Work required -
Exactly repeat the material, dropping every picture from the copy.

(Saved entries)
+---+

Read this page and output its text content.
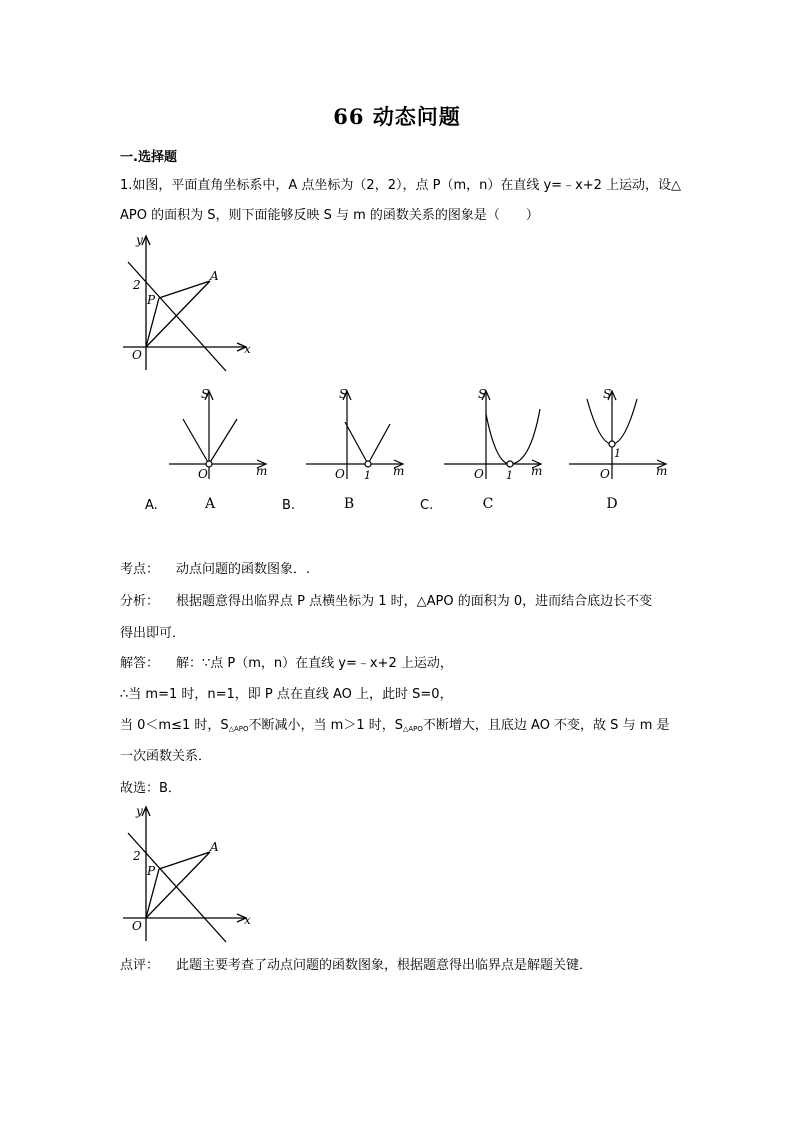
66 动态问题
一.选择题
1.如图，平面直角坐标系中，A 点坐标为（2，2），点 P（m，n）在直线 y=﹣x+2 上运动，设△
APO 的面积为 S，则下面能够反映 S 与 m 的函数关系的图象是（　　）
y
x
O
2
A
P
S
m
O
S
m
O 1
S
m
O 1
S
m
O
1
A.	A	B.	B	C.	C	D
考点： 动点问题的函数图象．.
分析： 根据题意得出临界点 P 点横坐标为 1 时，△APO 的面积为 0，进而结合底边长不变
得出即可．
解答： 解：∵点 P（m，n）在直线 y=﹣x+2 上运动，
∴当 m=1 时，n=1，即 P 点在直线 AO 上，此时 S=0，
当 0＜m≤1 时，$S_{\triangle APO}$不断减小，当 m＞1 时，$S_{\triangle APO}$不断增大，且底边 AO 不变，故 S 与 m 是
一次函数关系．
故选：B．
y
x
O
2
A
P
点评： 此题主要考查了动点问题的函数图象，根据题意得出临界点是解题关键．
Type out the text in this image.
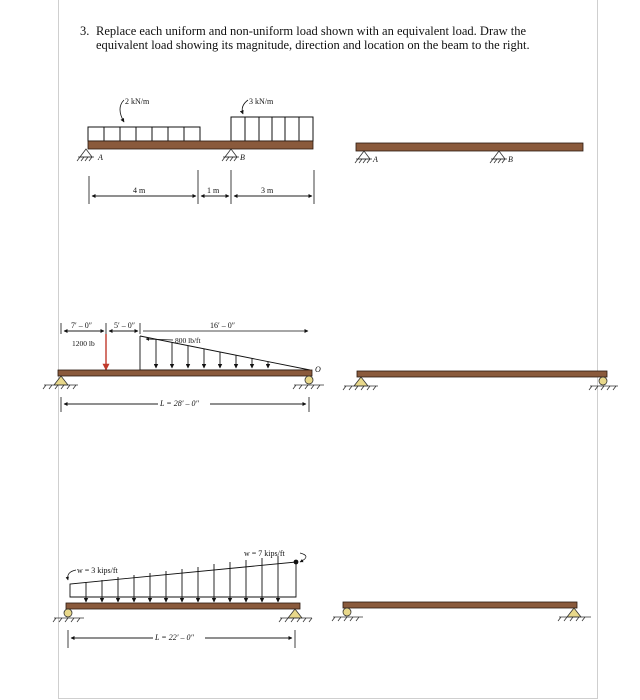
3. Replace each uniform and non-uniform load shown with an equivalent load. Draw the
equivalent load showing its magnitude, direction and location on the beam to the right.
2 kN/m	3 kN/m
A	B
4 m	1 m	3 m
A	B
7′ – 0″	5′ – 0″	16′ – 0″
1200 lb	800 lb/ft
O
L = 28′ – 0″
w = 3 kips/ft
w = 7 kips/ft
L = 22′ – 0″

+---+

Task solution -
Read this page and output its text content.
66 动态问题
一.选择题
1.如图，平面直角坐标系中，A 点坐标为（2，2），点 P（m，n）在直线 y=﹣x+2 上运动，设△
APO 的面积为 S，则下面能够反映 S 与 m 的函数关系的图象是（　　）
y
x
O
2
A
P
S
m
O
S
m
O 1
S
m
O 1
S
m
O
1
A.	A	B.	B	C.	C	D
考点： 动点问题的函数图象．.
分析： 根据题意得出临界点 P 点横坐标为 1 时，△APO 的面积为 0，进而结合底边长不变
得出即可．
解答： 解：∵点 P（m，n）在直线 y=﹣x+2 上运动，
∴当 m=1 时，n=1，即 P 点在直线 AO 上，此时 S=0，
当 0＜m≤1 时，$S_{\triangle APO}$不断减小，当 m＞1 时，$S_{\triangle APO}$不断增大，且底边 AO 不变，故 S 与 m 是
一次函数关系．
故选：B．
y
x
O
2
A
P
点评： 此题主要考查了动点问题的函数图象，根据题意得出临界点是解题关键．
Type out the text in this image.
3. Replace each uniform and non-uniform load shown with an equivalent load. Draw the
equivalent load showing its magnitude, direction and location on the beam to the right.
2 kN/m	3 kN/m
A	B
4 m	1 m	3 m
A	B
7′ – 0″	5′ – 0″	16′ – 0″
1200 lb	800 lb/ft
O
L = 28′ – 0″
w = 3 kips/ft
w = 7 kips/ft
L = 22′ – 0″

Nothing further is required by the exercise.